- _Exercise prompt_:
Which lines of the records contain "Gündlkofen"? Collect every one of them.

- _Records to use_:
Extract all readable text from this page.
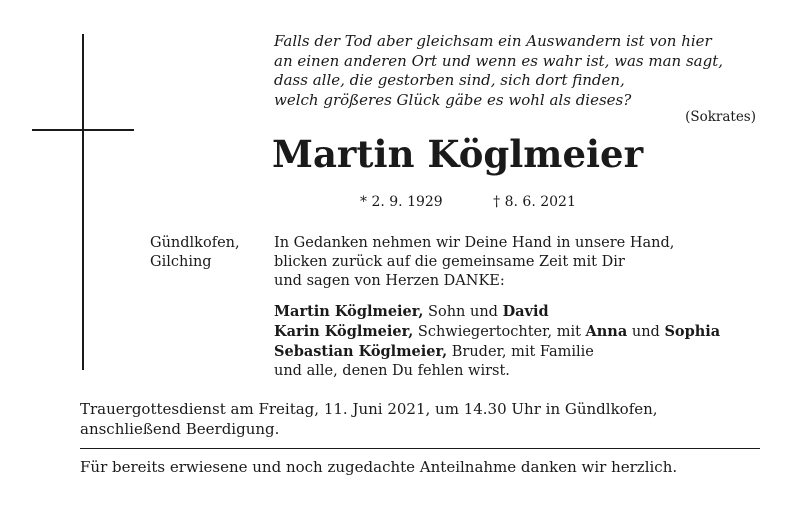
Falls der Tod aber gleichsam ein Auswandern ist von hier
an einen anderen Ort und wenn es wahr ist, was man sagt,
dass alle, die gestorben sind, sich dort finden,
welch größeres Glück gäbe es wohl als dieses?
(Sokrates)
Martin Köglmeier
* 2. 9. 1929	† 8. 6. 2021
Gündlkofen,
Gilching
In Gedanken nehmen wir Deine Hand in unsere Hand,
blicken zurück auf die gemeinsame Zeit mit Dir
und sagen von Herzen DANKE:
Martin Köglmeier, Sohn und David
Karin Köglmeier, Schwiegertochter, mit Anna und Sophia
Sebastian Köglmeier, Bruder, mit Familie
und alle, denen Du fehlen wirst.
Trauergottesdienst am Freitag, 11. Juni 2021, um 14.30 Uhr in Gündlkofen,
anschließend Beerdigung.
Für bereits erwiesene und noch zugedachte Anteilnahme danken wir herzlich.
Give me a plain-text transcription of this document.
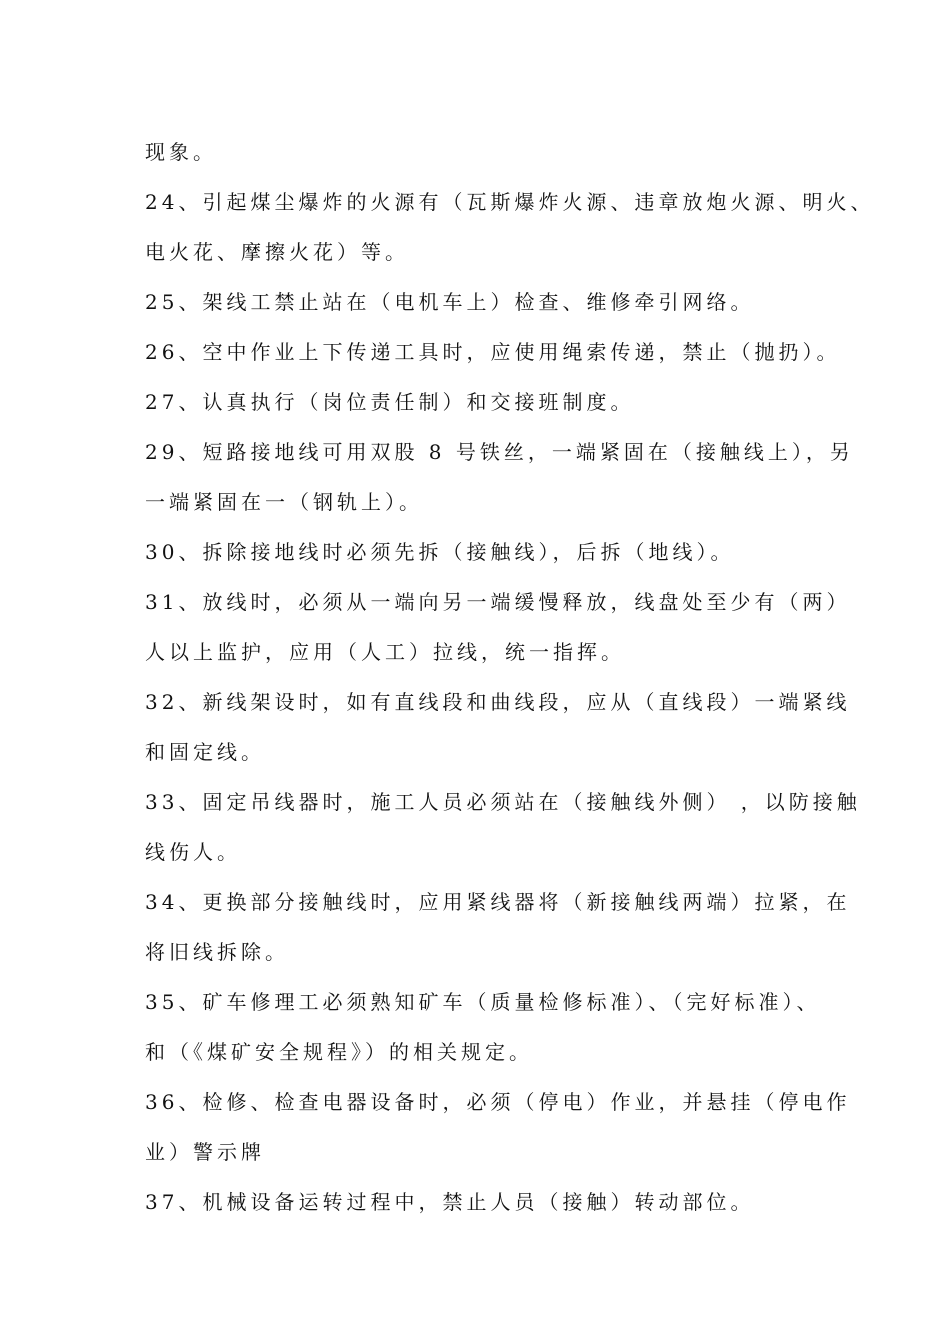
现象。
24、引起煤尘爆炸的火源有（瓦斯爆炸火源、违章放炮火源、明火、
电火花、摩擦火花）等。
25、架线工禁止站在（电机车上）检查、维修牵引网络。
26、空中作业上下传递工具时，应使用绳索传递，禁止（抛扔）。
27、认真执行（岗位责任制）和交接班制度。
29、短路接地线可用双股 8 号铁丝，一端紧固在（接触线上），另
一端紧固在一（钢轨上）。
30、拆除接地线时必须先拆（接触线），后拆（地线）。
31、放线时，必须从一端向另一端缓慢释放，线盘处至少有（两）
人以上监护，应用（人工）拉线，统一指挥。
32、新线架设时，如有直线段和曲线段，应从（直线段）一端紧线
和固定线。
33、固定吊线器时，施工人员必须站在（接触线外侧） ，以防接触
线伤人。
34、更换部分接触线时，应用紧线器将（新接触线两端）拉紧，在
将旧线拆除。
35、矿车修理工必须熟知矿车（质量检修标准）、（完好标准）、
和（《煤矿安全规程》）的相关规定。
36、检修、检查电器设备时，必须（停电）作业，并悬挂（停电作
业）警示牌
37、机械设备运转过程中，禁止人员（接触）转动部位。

==

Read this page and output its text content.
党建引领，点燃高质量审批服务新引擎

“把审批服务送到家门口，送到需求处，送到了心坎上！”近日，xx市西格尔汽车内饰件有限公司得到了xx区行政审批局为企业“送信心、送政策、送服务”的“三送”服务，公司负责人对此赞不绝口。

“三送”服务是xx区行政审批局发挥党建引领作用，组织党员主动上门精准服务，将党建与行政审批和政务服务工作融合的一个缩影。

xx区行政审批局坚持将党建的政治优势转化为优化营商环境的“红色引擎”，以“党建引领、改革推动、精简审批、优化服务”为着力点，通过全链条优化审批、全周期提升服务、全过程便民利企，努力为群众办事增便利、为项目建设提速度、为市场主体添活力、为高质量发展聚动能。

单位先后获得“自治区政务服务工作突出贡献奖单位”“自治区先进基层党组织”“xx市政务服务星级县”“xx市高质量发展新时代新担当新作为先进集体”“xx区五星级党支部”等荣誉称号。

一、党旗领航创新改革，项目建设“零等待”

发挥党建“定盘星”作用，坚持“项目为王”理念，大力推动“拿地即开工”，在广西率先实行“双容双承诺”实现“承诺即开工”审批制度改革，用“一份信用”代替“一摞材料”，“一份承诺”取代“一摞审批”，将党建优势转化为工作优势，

- _Response_:
Gündlkofen,
Trauergottesdienst am Freitag, 11. Juni 2021, um 14.30 Uhr in Gündlkofen,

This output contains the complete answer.